Problem to solve: Write out the whole listing, matching it exactly.
>>>
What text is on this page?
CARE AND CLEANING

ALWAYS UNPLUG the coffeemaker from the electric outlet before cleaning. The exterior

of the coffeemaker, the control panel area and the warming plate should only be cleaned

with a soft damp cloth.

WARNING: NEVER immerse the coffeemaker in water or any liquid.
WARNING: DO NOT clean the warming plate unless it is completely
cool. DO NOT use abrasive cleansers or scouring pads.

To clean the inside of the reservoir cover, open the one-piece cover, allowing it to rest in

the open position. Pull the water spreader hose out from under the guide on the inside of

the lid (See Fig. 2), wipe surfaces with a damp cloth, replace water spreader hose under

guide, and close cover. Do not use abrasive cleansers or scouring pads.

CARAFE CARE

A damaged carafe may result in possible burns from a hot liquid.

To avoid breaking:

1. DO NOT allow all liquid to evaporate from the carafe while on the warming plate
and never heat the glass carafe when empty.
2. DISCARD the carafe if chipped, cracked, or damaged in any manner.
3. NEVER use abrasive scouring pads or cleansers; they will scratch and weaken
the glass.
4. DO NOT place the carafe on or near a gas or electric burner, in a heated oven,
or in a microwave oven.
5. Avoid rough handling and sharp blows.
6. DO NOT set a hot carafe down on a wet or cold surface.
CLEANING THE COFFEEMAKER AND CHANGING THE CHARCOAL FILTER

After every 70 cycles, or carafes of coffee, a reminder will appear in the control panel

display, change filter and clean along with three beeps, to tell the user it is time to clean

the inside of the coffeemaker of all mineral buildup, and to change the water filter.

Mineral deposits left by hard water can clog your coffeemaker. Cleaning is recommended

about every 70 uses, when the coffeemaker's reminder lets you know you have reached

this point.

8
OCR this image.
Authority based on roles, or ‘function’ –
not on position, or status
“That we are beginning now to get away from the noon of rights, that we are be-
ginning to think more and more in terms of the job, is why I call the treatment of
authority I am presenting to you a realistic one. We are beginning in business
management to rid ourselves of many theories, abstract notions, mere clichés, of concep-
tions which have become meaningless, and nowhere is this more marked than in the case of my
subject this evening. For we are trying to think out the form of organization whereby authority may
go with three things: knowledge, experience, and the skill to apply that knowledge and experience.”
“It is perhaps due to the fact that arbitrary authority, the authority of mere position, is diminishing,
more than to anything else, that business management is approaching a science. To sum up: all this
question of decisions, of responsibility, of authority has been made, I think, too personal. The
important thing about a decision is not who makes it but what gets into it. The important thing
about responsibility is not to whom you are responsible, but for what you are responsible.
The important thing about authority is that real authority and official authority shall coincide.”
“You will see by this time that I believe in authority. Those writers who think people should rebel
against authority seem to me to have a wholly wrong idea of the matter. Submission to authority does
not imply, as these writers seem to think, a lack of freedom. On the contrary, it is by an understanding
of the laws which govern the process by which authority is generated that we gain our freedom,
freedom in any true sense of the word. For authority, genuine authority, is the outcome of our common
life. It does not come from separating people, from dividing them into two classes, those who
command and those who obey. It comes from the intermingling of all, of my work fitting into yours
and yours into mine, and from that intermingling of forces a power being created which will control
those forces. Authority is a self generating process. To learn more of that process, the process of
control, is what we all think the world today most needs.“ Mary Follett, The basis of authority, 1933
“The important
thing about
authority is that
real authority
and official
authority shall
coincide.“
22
<<<
Exercise answer:
What text is on this page?
CARE AND CLEANING

ALWAYS UNPLUG the coffeemaker from the electric outlet before cleaning. The exterior

of the coffeemaker, the control panel area and the warming plate should only be cleaned

with a soft damp cloth.

WARNING: NEVER immerse the coffeemaker in water or any liquid.
WARNING: DO NOT clean the warming plate unless it is completely
cool. DO NOT use abrasive cleansers or scouring pads.

To clean the inside of the reservoir cover, open the one-piece cover, allowing it to rest in

the open position. Pull the water spreader hose out from under the guide on the inside of

the lid (See Fig. 2), wipe surfaces with a damp cloth, replace water spreader hose under

guide, and close cover. Do not use abrasive cleansers or scouring pads.

CARAFE CARE

A damaged carafe may result in possible burns from a hot liquid.

To avoid breaking:

1. DO NOT allow all liquid to evaporate from the carafe while on the warming plate
and never heat the glass carafe when empty.
2. DISCARD the carafe if chipped, cracked, or damaged in any manner.
3. NEVER use abrasive scouring pads or cleansers; they will scratch and weaken
the glass.
4. DO NOT place the carafe on or near a gas or electric burner, in a heated oven,
or in a microwave oven.
5. Avoid rough handling and sharp blows.
6. DO NOT set a hot carafe down on a wet or cold surface.
CLEANING THE COFFEEMAKER AND CHANGING THE CHARCOAL FILTER

After every 70 cycles, or carafes of coffee, a reminder will appear in the control panel

display, change filter and clean along with three beeps, to tell the user it is time to clean

the inside of the coffeemaker of all mineral buildup, and to change the water filter.

Mineral deposits left by hard water can clog your coffeemaker. Cleaning is recommended

about every 70 uses, when the coffeemaker's reminder lets you know you have reached

this point.

8
OCR this image.
Authority based on roles, or ‘function’ –
not on position, or status
“That we are beginning now to get away from the noon of rights, that we are be-
ginning to think more and more in terms of the job, is why I call the treatment of
authority I am presenting to you a realistic one. We are beginning in business
management to rid ourselves of many theories, abstract notions, mere clichés, of concep-
tions which have become meaningless, and nowhere is this more marked than in the case of my
subject this evening. For we are trying to think out the form of organization whereby authority may
go with three things: knowledge, experience, and the skill to apply that knowledge and experience.”
“It is perhaps due to the fact that arbitrary authority, the authority of mere position, is diminishing,
more than to anything else, that business management is approaching a science. To sum up: all this
question of decisions, of responsibility, of authority has been made, I think, too personal. The
important thing about a decision is not who makes it but what gets into it. The important thing
about responsibility is not to whom you are responsible, but for what you are responsible.
The important thing about authority is that real authority and official authority shall coincide.”
“You will see by this time that I believe in authority. Those writers who think people should rebel
against authority seem to me to have a wholly wrong idea of the matter. Submission to authority does
not imply, as these writers seem to think, a lack of freedom. On the contrary, it is by an understanding
of the laws which govern the process by which authority is generated that we gain our freedom,
freedom in any true sense of the word. For authority, genuine authority, is the outcome of our common
life. It does not come from separating people, from dividing them into two classes, those who
command and those who obey. It comes from the intermingling of all, of my work fitting into yours
and yours into mine, and from that intermingling of forces a power being created which will control
those forces. Authority is a self generating process. To learn more of that process, the process of
control, is what we all think the world today most needs.“ Mary Follett, The basis of authority, 1933
“The important
thing about
authority is that
real authority
and official
authority shall
coincide.“
22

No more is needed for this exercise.